TO BE DONE:
Copy the lines of the data verbatim, starting at the line containing "Text: DC Motor: DC" and ending at the line containing "List all visible", with both of those lines included.

Element and region data:
[BEGIN]

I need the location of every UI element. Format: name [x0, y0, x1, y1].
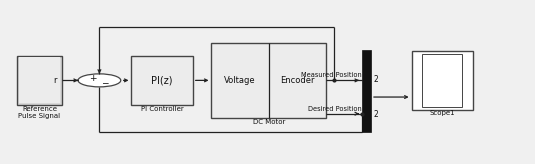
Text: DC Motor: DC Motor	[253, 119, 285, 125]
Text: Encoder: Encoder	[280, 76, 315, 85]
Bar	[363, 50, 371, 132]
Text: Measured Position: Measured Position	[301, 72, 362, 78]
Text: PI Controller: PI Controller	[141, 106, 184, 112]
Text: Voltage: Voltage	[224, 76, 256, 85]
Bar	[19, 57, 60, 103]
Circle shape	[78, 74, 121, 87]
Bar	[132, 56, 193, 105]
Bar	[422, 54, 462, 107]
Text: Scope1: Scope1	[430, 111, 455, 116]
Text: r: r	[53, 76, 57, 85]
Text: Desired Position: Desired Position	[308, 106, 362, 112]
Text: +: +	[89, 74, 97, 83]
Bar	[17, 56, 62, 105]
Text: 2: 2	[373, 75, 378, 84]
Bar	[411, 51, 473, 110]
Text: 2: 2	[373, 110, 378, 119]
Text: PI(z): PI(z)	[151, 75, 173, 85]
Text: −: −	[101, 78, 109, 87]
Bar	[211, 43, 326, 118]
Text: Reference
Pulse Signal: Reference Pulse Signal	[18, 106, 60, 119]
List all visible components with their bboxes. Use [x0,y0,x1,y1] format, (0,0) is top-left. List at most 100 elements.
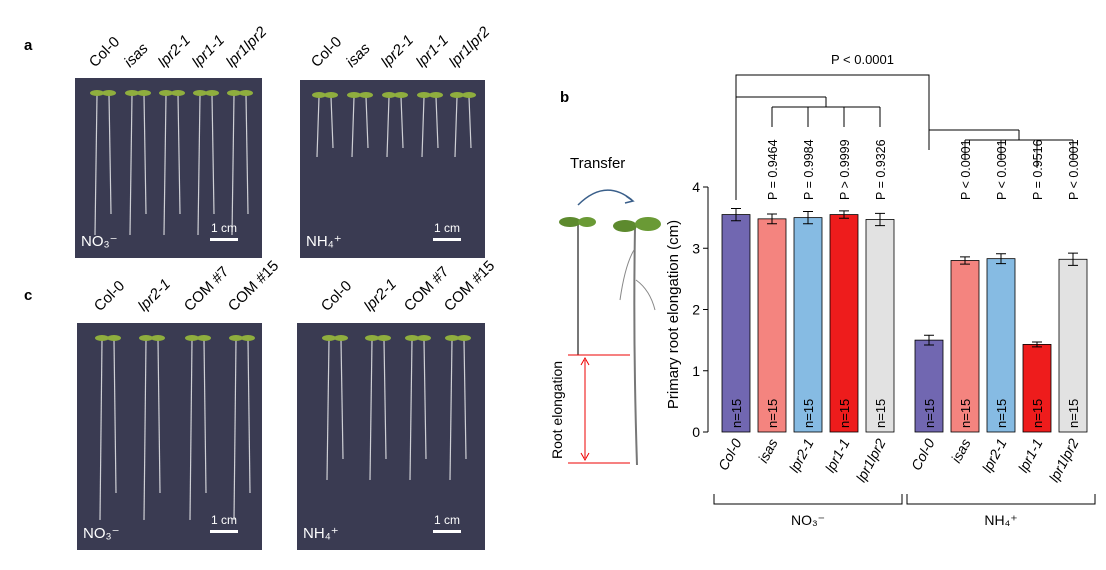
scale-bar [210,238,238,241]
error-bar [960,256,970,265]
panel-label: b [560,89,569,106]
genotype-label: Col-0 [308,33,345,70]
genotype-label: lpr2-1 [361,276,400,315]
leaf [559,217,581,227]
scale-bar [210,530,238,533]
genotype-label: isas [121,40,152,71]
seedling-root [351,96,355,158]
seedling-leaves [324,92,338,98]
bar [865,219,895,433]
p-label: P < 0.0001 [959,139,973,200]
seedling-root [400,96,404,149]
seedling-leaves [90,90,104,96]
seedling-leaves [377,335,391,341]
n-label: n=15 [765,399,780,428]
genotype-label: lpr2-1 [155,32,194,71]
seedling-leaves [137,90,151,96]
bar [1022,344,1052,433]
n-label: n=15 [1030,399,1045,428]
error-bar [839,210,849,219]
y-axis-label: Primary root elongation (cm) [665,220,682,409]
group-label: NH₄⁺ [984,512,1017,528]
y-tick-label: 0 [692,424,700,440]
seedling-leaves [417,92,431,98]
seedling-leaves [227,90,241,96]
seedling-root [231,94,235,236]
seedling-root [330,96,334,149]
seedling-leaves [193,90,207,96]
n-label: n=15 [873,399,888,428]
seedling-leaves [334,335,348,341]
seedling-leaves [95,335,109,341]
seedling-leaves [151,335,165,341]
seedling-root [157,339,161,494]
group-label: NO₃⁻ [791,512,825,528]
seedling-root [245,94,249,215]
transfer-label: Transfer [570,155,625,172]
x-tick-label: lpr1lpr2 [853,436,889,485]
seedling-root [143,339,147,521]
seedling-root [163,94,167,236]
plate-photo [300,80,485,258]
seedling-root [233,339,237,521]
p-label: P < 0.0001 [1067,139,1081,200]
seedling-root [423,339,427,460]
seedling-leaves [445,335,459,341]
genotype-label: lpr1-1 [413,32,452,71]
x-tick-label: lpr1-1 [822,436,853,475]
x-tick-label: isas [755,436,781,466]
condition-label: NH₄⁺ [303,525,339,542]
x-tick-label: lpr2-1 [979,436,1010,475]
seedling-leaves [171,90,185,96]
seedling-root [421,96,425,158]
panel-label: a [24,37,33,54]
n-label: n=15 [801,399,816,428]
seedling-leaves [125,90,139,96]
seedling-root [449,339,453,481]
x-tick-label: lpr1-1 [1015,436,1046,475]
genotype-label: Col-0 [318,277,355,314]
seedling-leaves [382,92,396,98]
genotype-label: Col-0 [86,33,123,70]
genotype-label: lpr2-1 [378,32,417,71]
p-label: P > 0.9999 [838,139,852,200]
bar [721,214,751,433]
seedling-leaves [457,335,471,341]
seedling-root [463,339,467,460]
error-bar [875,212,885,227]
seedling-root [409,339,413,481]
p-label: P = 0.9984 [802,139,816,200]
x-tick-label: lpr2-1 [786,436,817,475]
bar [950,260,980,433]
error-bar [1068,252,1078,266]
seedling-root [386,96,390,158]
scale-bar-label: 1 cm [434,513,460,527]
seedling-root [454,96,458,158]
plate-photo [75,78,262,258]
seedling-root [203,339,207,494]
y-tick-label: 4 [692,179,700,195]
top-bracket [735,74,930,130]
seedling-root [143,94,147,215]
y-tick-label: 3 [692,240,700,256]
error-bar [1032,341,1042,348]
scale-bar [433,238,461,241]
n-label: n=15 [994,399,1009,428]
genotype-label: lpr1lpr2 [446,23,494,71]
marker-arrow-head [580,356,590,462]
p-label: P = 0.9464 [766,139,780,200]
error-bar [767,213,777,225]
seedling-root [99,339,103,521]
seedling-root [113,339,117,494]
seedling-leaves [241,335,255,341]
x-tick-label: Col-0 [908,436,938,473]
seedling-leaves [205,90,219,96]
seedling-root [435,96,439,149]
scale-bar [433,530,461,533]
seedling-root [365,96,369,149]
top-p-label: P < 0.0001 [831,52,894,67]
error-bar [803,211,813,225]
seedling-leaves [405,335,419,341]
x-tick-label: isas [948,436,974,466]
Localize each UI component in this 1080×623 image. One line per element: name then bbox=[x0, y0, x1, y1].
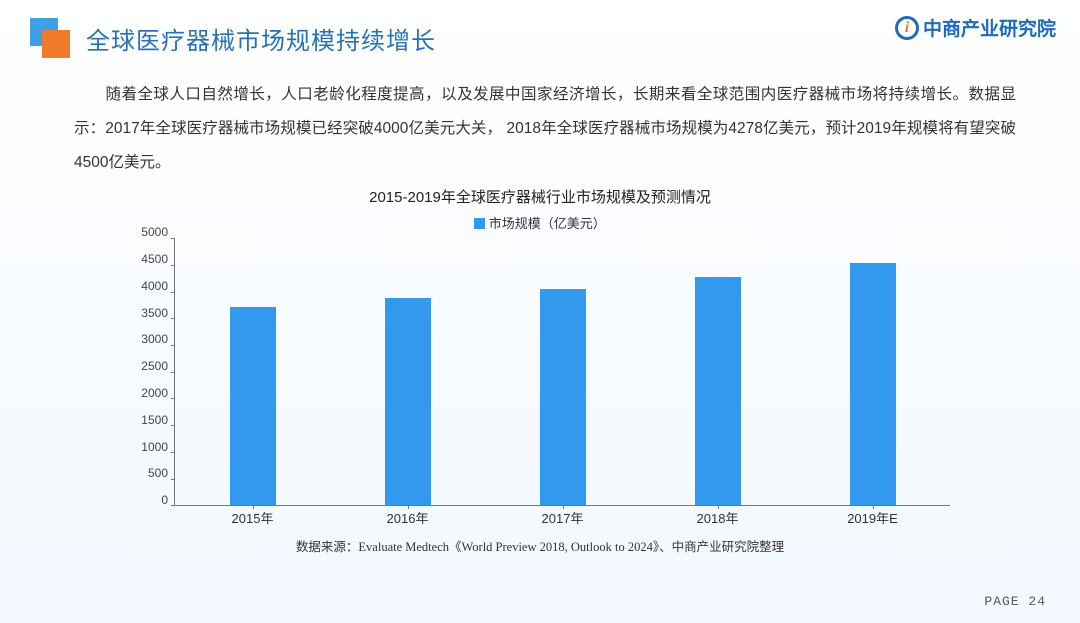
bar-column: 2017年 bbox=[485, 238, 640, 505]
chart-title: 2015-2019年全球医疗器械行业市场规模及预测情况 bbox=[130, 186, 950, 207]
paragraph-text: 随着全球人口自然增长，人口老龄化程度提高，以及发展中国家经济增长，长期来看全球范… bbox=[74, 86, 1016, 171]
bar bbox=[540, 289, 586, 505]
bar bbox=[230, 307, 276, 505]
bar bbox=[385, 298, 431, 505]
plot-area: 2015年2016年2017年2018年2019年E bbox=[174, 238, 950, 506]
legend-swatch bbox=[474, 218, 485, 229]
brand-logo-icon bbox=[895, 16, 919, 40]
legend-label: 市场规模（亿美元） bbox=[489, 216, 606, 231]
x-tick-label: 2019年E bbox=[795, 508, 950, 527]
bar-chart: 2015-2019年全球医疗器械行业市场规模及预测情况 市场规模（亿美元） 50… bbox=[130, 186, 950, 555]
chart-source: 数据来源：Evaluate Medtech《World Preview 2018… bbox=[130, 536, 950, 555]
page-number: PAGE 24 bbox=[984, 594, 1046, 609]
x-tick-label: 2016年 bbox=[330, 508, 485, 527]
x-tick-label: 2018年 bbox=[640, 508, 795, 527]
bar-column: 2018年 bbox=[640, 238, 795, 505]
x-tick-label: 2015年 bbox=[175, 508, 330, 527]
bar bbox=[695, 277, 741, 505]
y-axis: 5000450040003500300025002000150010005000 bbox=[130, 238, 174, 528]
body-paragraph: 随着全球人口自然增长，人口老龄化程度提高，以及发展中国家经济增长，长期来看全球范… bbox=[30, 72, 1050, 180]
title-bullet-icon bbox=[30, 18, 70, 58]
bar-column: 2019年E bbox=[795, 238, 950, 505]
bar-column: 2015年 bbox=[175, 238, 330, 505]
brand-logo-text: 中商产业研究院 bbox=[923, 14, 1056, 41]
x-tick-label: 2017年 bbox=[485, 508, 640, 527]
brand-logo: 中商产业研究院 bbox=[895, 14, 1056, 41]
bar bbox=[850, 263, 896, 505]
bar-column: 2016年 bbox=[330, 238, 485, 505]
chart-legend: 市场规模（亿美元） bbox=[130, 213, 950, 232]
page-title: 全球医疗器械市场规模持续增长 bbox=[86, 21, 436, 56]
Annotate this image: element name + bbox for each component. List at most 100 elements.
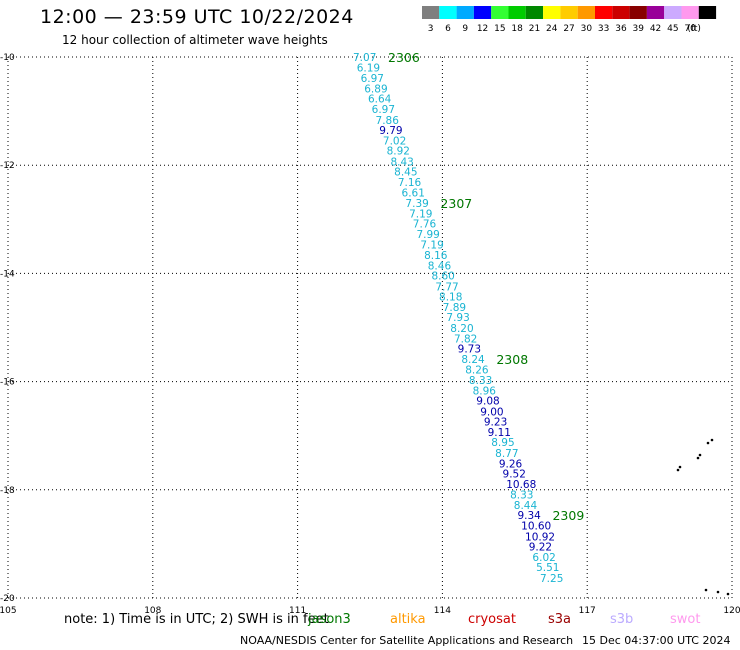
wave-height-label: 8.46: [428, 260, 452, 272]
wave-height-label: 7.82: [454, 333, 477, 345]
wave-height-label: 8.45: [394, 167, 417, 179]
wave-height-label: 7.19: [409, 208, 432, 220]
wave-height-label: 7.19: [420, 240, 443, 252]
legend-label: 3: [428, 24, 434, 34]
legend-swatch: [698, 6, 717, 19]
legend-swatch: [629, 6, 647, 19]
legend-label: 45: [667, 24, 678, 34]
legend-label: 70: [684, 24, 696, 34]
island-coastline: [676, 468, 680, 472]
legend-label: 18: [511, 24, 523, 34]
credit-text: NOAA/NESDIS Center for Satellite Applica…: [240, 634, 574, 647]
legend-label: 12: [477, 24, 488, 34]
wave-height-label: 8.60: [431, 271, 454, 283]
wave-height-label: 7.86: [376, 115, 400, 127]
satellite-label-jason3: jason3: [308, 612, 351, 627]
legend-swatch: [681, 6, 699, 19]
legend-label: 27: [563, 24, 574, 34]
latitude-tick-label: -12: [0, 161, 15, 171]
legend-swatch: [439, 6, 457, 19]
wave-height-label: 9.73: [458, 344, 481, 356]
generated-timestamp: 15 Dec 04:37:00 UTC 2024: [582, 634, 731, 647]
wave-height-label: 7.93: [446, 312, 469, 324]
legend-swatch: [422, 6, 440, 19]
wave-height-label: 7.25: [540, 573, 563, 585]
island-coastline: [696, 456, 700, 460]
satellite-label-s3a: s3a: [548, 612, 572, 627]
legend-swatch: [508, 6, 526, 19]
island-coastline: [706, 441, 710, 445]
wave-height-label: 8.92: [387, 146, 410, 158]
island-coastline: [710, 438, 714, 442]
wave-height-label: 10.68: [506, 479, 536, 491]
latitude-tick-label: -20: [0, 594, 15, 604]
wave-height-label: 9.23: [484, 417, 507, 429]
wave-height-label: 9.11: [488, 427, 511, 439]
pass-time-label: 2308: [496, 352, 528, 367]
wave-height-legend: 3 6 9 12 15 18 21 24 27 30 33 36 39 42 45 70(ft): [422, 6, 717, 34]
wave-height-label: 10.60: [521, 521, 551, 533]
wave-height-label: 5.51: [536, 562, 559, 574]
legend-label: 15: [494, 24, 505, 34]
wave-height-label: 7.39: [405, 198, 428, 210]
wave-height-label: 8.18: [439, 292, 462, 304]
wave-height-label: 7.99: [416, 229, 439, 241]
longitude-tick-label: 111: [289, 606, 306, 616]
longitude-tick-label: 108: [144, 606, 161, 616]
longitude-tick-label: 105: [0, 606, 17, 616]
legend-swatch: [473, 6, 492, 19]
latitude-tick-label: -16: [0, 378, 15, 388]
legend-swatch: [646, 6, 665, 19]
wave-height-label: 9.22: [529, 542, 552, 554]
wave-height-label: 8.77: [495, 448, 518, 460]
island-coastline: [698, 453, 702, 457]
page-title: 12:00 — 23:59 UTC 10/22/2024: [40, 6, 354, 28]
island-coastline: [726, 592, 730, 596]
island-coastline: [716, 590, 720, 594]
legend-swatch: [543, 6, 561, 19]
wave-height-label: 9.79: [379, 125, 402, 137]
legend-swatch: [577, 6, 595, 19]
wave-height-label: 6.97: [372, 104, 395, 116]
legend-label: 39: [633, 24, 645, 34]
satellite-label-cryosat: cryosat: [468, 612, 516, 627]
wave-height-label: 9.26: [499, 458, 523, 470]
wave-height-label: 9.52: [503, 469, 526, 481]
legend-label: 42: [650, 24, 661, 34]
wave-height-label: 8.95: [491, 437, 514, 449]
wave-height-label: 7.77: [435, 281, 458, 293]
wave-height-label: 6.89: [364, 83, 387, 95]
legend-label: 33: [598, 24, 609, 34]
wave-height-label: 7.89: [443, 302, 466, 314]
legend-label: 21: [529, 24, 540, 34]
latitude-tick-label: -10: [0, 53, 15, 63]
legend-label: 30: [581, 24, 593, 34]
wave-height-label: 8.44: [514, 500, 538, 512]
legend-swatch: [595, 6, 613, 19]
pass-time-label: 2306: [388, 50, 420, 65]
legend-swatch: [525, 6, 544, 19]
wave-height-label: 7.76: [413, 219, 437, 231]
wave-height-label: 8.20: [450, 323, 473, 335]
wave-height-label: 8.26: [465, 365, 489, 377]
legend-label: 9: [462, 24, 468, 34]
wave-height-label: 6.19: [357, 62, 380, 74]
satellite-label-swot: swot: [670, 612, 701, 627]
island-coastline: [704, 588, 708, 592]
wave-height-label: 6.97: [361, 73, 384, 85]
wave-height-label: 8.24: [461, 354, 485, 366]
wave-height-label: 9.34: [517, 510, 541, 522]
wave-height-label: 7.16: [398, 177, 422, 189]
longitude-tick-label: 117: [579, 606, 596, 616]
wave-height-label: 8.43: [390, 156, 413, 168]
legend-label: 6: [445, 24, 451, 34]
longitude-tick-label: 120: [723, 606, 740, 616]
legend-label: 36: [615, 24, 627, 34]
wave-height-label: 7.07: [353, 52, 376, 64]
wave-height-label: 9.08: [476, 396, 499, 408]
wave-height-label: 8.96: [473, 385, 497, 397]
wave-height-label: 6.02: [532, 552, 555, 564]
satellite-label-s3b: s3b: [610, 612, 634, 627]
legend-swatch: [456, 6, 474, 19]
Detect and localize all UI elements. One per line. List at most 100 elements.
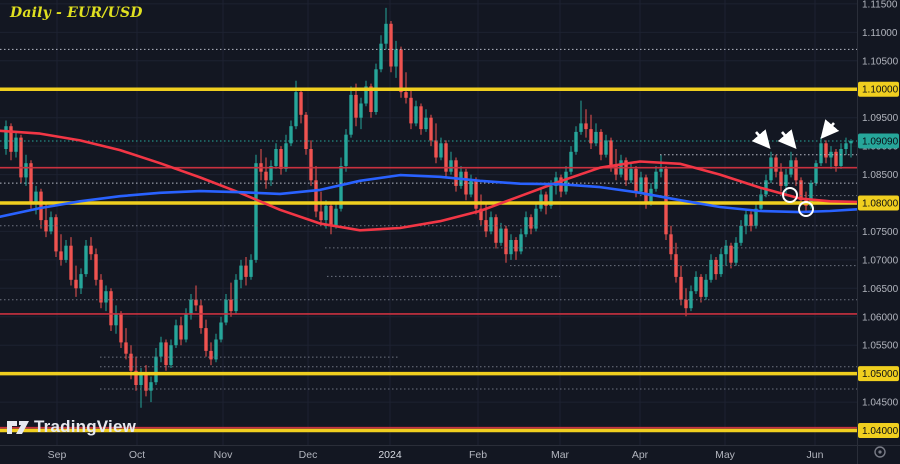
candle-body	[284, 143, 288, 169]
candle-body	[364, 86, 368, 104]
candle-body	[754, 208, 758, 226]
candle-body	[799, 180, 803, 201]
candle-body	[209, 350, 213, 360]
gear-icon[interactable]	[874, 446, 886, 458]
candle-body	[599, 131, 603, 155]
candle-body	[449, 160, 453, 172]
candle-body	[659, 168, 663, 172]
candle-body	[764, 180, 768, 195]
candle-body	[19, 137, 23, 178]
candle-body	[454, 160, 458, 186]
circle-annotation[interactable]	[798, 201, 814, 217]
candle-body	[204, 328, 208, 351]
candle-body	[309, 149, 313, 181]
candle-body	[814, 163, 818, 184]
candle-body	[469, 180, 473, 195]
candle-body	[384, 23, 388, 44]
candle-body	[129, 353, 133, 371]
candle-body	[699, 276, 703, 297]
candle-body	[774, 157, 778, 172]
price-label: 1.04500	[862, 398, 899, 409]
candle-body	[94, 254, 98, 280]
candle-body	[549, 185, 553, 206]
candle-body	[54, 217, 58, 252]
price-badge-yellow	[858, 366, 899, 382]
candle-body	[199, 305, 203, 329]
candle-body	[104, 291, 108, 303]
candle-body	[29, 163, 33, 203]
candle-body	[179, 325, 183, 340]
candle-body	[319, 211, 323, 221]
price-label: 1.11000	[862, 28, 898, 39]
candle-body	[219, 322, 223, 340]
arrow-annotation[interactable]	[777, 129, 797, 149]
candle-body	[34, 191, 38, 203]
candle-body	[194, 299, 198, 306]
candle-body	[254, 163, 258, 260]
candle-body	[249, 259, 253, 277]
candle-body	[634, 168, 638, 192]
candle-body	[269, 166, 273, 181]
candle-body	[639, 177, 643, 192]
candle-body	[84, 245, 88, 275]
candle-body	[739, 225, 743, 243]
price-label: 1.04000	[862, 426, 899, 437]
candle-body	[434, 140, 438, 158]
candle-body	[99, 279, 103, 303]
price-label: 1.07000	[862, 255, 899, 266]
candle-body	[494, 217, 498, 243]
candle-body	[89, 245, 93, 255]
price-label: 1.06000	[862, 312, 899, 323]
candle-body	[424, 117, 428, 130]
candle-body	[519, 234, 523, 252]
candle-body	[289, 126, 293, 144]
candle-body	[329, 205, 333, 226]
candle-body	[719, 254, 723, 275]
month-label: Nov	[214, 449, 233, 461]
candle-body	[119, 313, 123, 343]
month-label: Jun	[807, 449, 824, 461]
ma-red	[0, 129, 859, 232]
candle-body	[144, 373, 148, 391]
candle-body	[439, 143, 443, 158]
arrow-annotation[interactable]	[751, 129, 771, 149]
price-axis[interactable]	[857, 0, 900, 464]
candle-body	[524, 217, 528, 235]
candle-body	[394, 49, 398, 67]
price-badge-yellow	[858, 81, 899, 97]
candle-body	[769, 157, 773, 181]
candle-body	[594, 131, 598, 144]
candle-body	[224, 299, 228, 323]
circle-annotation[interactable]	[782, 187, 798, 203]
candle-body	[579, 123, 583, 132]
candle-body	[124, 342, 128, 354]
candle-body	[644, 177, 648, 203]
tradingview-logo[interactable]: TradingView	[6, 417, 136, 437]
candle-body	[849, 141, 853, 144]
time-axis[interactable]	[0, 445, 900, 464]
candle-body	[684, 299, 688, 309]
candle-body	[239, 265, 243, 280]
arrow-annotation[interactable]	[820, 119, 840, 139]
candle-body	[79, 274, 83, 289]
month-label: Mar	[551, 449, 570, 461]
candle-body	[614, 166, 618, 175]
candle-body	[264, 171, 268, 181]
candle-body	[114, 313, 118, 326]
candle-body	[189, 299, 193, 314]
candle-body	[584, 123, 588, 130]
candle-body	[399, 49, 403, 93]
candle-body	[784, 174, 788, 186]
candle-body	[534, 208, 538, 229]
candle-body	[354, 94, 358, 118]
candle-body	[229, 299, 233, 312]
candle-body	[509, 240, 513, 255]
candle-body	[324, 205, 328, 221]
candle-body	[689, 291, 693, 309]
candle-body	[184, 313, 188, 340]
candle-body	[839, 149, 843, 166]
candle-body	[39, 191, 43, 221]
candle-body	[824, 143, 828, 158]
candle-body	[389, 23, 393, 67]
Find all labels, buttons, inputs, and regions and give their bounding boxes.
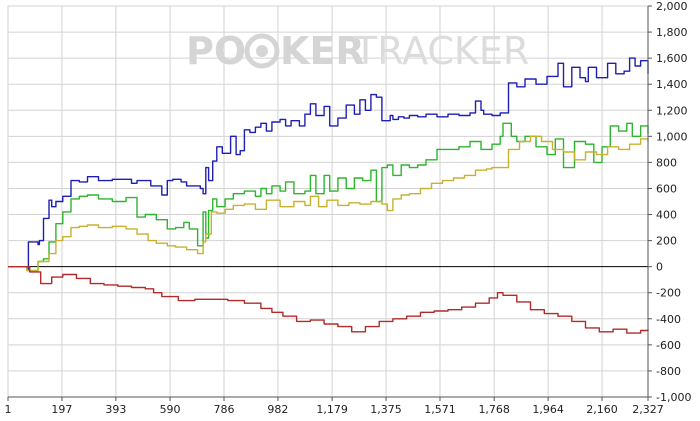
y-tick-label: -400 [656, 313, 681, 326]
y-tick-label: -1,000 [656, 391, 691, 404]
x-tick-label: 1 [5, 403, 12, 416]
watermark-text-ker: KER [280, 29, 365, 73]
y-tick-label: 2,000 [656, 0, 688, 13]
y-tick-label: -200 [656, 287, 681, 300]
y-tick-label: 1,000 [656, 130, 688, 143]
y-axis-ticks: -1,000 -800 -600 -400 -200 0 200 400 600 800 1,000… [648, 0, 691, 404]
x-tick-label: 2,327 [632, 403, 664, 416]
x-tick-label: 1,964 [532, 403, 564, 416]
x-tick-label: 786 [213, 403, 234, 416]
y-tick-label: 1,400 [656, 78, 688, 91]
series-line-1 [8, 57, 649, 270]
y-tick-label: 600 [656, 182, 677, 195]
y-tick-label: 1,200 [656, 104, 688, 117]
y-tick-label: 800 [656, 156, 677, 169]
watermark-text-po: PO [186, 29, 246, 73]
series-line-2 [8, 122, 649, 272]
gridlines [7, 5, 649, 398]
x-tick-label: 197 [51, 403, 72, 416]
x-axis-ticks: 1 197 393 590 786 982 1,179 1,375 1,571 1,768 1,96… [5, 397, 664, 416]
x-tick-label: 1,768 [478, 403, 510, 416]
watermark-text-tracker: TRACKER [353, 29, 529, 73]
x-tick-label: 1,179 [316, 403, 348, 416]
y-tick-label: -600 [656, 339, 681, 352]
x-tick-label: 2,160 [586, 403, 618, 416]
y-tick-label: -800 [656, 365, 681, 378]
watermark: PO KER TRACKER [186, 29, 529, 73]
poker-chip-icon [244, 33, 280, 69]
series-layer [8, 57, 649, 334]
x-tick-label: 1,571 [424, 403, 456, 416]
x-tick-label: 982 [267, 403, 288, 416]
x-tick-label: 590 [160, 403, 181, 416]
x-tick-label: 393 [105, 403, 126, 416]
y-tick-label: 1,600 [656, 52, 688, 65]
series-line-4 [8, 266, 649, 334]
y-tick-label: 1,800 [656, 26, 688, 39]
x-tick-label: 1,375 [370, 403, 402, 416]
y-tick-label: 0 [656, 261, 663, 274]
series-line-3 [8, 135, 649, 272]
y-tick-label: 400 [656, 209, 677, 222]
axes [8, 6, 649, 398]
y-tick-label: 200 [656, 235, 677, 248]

[END]

OUTPUT OF THE TASK:
Text: DC Motor: DC Motor	[253, 119, 285, 125]
Text: Encoder: Encoder	[280, 76, 315, 85]
Bar	[363, 50, 371, 132]
Text: Measured Position: Measured Position	[301, 72, 362, 78]
Text: PI Controller: PI Controller	[141, 106, 184, 112]
Text: Voltage: Voltage	[224, 76, 256, 85]
Bar	[19, 57, 60, 103]
Circle shape	[78, 74, 121, 87]
Bar	[132, 56, 193, 105]
Bar	[422, 54, 462, 107]
Text: Scope1: Scope1	[430, 111, 455, 116]
Text: r: r	[53, 76, 57, 85]
Text: Desired Position: Desired Position	[308, 106, 362, 112]
Text: +: +	[89, 74, 97, 83]
Bar	[17, 56, 62, 105]
Text: 2: 2	[373, 75, 378, 84]
Bar	[411, 51, 473, 110]
Text: 2: 2	[373, 110, 378, 119]
Text: PI(z): PI(z)	[151, 75, 173, 85]
Text: −: −	[101, 78, 109, 87]
Bar	[211, 43, 326, 118]
Text: Reference
Pulse Signal: Reference Pulse Signal	[18, 106, 60, 119]
List all visible components with their bboxes. Use [x0,y0,x1,y1] format, (0,0) is top-left. List at most 100 elements.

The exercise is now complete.